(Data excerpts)
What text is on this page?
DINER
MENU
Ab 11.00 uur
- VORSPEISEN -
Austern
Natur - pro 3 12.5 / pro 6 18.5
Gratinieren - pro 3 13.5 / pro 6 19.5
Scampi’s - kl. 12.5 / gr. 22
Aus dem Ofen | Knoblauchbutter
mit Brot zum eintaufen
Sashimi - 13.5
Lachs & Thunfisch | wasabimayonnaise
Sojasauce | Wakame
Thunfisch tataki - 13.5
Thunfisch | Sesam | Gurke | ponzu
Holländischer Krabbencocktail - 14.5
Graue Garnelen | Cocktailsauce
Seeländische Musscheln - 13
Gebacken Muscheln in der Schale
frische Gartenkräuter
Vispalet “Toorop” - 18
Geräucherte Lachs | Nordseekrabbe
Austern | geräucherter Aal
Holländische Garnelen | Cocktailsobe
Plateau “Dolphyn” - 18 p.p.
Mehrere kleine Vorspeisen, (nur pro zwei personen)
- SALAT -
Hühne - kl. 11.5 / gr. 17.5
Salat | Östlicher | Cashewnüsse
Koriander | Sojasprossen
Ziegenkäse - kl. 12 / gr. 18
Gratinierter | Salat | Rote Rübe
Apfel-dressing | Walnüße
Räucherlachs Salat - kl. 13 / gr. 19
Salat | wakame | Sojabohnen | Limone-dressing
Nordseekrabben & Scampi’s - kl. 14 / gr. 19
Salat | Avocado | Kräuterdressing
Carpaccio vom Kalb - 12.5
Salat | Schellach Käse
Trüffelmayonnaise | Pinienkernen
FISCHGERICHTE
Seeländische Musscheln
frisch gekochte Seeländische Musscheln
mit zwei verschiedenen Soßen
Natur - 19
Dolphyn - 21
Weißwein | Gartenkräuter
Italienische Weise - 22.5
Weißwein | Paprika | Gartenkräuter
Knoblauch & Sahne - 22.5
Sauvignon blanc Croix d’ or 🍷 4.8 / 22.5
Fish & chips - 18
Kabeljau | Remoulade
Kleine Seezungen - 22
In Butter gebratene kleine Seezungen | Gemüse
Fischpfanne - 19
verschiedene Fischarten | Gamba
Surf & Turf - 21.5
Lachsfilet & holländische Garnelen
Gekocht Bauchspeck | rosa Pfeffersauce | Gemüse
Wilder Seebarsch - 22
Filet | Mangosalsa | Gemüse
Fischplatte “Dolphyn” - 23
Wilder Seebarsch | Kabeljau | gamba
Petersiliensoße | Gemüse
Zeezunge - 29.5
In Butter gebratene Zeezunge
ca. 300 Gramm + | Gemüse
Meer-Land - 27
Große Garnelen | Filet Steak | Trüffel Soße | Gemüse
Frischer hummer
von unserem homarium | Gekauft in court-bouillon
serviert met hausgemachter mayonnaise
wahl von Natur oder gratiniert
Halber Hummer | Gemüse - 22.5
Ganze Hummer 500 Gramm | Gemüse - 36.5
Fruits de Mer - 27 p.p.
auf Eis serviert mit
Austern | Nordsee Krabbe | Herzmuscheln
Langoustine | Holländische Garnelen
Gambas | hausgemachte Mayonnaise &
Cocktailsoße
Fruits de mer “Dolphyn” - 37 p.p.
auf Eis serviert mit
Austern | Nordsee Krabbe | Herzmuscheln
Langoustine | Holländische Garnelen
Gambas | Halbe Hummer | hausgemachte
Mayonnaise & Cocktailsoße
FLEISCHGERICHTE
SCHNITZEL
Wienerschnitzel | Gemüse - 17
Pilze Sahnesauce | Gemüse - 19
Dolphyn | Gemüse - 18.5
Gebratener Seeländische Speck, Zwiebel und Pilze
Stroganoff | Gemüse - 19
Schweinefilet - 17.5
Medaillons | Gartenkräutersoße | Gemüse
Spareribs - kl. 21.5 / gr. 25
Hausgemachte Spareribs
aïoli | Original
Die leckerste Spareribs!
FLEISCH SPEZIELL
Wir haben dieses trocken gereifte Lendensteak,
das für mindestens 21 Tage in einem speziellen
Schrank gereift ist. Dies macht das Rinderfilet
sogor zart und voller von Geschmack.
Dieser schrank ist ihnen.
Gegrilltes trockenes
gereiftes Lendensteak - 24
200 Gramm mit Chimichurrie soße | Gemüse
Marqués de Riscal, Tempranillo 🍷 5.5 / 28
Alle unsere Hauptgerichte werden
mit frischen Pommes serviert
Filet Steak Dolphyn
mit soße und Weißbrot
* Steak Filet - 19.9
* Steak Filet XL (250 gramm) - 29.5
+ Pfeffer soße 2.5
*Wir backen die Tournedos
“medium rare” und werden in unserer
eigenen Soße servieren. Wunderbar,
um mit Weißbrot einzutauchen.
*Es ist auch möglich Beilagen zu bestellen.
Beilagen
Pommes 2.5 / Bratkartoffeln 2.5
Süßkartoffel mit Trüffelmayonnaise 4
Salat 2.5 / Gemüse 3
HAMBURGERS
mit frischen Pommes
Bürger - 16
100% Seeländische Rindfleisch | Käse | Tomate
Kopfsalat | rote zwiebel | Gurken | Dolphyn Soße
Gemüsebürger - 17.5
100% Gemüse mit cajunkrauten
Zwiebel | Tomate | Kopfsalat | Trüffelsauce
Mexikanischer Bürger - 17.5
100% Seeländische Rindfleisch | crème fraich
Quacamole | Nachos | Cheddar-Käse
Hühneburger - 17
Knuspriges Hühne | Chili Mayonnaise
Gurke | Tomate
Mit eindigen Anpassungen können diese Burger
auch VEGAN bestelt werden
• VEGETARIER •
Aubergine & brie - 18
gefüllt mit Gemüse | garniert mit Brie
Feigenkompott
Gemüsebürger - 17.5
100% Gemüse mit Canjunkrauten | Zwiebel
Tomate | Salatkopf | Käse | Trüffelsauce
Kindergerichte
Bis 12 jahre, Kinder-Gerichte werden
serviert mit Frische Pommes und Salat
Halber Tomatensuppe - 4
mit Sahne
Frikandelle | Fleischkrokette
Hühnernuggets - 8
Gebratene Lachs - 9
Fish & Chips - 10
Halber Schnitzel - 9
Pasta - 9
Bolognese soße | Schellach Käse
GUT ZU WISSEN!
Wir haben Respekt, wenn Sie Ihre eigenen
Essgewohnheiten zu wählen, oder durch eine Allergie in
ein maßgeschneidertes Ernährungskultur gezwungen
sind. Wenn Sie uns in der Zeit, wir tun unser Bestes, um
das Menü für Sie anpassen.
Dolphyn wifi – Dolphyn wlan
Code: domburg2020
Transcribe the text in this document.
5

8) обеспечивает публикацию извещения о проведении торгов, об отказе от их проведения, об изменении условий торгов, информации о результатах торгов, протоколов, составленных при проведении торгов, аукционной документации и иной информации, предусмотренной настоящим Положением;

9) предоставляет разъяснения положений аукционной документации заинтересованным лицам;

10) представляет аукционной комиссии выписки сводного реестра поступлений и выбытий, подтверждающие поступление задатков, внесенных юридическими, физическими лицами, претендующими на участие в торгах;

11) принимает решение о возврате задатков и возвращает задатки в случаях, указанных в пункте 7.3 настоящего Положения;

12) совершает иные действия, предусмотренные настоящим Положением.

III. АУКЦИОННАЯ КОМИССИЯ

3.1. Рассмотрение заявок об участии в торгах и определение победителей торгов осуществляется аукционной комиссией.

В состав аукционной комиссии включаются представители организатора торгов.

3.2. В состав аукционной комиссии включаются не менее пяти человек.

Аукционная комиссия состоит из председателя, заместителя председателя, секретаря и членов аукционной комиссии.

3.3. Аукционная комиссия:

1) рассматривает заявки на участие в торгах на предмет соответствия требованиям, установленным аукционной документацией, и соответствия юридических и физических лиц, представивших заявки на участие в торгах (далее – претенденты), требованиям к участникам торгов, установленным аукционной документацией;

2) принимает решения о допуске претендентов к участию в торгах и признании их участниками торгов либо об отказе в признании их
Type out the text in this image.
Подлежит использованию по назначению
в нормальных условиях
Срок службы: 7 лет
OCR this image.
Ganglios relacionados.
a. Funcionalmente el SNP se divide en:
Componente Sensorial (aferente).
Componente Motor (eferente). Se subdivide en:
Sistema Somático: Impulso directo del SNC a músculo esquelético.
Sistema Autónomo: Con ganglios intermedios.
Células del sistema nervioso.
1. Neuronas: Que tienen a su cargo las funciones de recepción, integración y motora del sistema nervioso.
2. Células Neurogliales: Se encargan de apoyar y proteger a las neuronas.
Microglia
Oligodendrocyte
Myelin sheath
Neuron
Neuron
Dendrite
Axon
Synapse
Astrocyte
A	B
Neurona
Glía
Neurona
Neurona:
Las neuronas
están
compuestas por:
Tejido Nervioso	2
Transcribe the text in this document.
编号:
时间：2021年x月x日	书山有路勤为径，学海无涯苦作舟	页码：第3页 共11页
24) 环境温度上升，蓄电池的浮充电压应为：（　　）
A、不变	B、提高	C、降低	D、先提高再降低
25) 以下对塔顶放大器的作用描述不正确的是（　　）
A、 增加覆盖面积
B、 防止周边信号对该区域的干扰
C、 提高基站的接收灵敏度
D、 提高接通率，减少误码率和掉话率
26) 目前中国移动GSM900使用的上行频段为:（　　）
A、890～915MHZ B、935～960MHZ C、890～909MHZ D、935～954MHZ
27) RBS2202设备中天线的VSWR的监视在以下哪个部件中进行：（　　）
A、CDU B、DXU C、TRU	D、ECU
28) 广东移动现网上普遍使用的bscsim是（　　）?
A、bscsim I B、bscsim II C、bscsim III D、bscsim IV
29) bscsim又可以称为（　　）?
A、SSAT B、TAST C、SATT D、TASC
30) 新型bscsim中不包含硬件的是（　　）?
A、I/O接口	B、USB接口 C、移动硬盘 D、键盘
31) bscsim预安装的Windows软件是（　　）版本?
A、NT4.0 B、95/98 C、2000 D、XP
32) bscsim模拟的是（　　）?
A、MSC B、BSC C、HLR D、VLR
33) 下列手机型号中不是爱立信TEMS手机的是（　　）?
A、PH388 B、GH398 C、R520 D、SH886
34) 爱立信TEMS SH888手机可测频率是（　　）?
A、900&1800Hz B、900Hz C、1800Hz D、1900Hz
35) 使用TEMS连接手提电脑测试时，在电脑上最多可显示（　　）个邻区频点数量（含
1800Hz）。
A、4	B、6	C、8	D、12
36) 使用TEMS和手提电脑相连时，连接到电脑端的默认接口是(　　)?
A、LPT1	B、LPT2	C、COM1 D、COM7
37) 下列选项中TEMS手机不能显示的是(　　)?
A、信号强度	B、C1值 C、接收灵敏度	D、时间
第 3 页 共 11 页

Aim
Copy out the lines from the line containing "Type out the text in this image." to the end of the listing above, without alteration.

Result
Type out the text in this image.
Подлежит использованию по назначению
в нормальных условиях
Срок службы: 7 лет
OCR this image.
Ganglios relacionados.
a. Funcionalmente el SNP se divide en:
Componente Sensorial (aferente).
Componente Motor (eferente). Se subdivide en:
Sistema Somático: Impulso directo del SNC a músculo esquelético.
Sistema Autónomo: Con ganglios intermedios.
Células del sistema nervioso.
1. Neuronas: Que tienen a su cargo las funciones de recepción, integración y motora del sistema nervioso.
2. Células Neurogliales: Se encargan de apoyar y proteger a las neuronas.
Microglia
Oligodendrocyte
Myelin sheath
Neuron
Neuron
Dendrite
Axon
Synapse
Astrocyte
A	B
Neurona
Glía
Neurona
Neurona:
Las neuronas
están
compuestas por:
Tejido Nervioso	2
Transcribe the text in this document.
编号:
时间：2021年x月x日	书山有路勤为径，学海无涯苦作舟	页码：第3页 共11页
24) 环境温度上升，蓄电池的浮充电压应为：（　　）
A、不变	B、提高	C、降低	D、先提高再降低
25) 以下对塔顶放大器的作用描述不正确的是（　　）
A、 增加覆盖面积
B、 防止周边信号对该区域的干扰
C、 提高基站的接收灵敏度
D、 提高接通率，减少误码率和掉话率
26) 目前中国移动GSM900使用的上行频段为:（　　）
A、890～915MHZ B、935～960MHZ C、890～909MHZ D、935～954MHZ
27) RBS2202设备中天线的VSWR的监视在以下哪个部件中进行：（　　）
A、CDU B、DXU C、TRU	D、ECU
28) 广东移动现网上普遍使用的bscsim是（　　）?
A、bscsim I B、bscsim II C、bscsim III D、bscsim IV
29) bscsim又可以称为（　　）?
A、SSAT B、TAST C、SATT D、TASC
30) 新型bscsim中不包含硬件的是（　　）?
A、I/O接口	B、USB接口 C、移动硬盘 D、键盘
31) bscsim预安装的Windows软件是（　　）版本?
A、NT4.0 B、95/98 C、2000 D、XP
32) bscsim模拟的是（　　）?
A、MSC B、BSC C、HLR D、VLR
33) 下列手机型号中不是爱立信TEMS手机的是（　　）?
A、PH388 B、GH398 C、R520 D、SH886
34) 爱立信TEMS SH888手机可测频率是（　　）?
A、900&1800Hz B、900Hz C、1800Hz D、1900Hz
35) 使用TEMS连接手提电脑测试时，在电脑上最多可显示（　　）个邻区频点数量（含
1800Hz）。
A、4	B、6	C、8	D、12
36) 使用TEMS和手提电脑相连时，连接到电脑端的默认接口是(　　)?
A、LPT1	B、LPT2	C、COM1 D、COM7
37) 下列选项中TEMS手机不能显示的是(　　)?
A、信号强度	B、C1值 C、接收灵敏度	D、时间
第 3 页 共 11 页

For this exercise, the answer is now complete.